Filter the records below down to lines containing "this".

[Records that describe figures]
**********

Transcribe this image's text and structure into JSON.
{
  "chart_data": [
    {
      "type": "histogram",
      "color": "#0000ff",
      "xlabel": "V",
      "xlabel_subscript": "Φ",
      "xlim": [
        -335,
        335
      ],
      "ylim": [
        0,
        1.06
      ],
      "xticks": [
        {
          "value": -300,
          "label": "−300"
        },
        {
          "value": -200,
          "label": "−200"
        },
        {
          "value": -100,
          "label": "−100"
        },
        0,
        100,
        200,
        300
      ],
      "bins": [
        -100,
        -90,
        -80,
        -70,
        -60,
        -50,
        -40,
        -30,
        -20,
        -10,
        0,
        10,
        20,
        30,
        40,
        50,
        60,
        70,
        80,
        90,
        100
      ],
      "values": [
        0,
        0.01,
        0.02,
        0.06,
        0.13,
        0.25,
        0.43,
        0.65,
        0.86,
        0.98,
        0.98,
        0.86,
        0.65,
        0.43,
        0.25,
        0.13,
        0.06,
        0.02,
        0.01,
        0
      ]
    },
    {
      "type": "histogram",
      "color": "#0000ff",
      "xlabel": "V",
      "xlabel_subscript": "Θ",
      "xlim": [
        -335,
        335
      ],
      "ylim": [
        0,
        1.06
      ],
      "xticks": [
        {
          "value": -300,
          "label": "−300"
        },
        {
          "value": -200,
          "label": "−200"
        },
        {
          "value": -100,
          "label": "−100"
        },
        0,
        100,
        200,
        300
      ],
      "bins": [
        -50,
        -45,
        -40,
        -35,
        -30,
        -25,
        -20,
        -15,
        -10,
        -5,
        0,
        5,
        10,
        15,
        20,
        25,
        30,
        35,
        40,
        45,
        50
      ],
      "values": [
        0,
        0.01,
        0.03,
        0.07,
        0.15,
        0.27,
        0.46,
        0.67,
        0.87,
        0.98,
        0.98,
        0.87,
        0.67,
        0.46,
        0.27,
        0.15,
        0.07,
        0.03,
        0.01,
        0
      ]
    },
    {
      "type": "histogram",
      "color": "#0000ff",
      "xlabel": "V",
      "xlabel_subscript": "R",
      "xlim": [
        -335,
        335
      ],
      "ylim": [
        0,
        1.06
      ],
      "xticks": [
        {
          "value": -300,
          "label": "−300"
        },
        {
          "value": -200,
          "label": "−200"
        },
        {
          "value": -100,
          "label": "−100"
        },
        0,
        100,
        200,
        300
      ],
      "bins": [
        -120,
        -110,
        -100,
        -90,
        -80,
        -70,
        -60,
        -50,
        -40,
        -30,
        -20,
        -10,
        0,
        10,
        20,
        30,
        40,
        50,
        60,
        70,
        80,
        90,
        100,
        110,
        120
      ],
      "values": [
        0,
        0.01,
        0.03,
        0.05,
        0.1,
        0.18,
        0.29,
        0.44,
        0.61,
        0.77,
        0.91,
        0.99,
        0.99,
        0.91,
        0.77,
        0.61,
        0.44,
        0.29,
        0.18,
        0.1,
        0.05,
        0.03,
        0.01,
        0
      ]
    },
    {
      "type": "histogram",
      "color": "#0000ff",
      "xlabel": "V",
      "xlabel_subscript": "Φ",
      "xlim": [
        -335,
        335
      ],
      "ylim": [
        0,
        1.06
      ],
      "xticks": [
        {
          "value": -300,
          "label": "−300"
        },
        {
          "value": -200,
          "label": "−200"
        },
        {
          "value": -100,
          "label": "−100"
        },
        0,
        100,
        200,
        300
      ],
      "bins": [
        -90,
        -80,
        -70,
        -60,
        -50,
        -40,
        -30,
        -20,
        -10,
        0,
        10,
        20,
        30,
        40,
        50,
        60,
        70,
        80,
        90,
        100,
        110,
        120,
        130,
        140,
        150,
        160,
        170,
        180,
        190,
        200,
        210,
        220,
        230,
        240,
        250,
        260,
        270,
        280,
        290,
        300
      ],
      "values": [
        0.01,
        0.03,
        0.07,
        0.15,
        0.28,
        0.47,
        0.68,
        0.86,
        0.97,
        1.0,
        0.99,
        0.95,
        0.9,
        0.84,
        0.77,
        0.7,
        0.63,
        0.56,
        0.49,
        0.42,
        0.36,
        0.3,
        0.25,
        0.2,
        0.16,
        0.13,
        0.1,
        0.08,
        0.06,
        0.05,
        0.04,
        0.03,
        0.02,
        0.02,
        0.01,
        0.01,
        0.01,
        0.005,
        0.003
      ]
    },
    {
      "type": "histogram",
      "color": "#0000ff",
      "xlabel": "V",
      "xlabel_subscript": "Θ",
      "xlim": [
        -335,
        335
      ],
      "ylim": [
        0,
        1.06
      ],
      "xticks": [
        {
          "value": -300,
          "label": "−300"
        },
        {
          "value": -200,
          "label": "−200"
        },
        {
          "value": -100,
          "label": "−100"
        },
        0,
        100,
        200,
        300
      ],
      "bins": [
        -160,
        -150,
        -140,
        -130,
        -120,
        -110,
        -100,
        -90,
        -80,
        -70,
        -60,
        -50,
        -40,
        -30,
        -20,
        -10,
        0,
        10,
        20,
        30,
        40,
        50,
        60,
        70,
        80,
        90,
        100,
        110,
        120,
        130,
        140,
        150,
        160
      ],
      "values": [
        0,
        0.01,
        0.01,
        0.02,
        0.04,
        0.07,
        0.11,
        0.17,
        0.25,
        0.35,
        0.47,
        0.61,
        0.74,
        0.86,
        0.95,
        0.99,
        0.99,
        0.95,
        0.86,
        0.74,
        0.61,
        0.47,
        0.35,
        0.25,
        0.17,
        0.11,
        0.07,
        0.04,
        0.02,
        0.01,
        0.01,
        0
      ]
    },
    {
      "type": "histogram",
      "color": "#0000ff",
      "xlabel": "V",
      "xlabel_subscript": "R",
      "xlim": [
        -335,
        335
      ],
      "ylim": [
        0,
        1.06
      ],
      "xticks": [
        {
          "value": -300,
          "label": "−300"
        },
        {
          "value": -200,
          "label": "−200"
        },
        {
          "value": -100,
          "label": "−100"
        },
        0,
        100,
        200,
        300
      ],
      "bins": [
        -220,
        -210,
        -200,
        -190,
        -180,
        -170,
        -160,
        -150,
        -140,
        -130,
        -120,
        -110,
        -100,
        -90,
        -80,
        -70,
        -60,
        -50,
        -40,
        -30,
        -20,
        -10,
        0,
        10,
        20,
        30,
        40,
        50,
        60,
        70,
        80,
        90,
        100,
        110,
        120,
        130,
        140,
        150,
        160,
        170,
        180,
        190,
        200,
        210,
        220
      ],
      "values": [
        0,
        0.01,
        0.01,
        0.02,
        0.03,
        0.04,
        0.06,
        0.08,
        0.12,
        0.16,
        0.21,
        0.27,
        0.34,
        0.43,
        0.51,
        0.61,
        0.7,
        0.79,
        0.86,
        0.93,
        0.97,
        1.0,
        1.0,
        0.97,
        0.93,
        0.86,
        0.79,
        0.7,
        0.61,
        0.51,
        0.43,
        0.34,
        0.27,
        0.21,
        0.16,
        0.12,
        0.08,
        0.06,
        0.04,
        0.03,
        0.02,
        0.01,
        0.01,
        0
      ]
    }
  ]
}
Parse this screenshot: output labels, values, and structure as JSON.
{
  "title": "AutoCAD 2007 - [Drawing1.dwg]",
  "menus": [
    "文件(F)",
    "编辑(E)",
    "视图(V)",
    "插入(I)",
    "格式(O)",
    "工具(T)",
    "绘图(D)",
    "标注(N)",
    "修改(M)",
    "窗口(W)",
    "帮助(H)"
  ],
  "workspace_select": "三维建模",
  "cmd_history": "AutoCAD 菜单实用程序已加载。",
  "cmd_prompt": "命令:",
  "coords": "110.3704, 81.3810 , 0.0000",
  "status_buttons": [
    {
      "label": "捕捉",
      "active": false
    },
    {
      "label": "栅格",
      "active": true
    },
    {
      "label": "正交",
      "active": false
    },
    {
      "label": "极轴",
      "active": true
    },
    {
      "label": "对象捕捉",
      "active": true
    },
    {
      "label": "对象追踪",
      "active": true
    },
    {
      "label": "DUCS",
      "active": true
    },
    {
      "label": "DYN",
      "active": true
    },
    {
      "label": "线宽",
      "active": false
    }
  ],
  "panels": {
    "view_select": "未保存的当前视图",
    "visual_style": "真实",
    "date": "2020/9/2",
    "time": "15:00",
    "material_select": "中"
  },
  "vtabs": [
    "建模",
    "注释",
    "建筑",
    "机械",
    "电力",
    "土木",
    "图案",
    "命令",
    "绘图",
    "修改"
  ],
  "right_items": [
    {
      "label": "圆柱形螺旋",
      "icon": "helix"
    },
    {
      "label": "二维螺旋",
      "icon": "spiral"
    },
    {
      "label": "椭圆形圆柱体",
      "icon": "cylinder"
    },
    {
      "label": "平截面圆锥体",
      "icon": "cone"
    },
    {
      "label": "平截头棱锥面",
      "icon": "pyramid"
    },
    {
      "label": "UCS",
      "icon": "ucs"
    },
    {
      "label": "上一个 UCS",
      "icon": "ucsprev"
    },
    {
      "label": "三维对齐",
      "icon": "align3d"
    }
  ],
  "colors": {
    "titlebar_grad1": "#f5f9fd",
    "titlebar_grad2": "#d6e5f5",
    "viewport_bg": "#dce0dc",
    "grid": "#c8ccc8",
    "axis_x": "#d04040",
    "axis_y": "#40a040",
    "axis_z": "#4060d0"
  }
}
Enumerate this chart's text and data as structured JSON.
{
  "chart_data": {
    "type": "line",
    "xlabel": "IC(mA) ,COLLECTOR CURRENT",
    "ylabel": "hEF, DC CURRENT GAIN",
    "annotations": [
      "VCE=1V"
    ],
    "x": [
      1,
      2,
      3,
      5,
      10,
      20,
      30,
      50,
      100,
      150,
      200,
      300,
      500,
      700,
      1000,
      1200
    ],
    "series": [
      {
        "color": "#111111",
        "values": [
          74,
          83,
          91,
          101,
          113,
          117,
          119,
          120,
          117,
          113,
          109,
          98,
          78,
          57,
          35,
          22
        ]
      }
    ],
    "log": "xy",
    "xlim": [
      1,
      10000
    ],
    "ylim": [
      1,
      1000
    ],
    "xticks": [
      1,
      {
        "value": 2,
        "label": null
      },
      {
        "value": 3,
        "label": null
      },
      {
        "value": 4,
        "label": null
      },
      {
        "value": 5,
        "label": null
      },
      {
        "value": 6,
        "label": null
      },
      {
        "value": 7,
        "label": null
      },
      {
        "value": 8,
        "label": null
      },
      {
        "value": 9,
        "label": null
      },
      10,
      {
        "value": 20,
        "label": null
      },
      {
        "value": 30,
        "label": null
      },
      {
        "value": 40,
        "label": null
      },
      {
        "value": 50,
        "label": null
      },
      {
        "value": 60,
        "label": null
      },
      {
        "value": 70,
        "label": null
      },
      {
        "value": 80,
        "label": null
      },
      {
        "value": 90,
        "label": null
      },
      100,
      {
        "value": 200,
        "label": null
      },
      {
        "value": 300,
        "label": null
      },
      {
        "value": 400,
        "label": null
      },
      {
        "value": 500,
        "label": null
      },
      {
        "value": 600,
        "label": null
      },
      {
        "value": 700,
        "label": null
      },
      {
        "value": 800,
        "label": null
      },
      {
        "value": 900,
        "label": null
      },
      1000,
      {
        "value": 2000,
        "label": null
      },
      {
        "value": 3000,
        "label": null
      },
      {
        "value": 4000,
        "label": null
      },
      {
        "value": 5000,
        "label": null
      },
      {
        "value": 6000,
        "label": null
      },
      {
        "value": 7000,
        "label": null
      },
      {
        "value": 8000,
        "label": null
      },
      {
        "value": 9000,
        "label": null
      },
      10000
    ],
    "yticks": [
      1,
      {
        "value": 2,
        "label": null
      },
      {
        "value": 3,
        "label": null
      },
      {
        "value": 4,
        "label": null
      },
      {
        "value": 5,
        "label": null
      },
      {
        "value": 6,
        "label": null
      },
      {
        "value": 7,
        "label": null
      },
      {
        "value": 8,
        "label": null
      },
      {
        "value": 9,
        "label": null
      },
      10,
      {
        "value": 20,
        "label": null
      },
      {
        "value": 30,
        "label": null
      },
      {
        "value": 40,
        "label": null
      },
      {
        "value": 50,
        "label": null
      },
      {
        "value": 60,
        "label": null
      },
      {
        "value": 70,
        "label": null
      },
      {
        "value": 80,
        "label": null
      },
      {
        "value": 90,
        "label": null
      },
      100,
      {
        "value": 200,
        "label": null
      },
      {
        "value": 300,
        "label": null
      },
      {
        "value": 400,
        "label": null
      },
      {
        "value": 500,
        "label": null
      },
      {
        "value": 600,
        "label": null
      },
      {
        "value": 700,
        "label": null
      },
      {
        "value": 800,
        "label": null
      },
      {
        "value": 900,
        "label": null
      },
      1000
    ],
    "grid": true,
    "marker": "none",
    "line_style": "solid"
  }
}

**********

*Solution to the problem:*
Transcribe this image's text and structure into JSON.
Parse this screenshot: output labels, values, and structure as JSON.
Enumerate this chart's text and data as structured JSON.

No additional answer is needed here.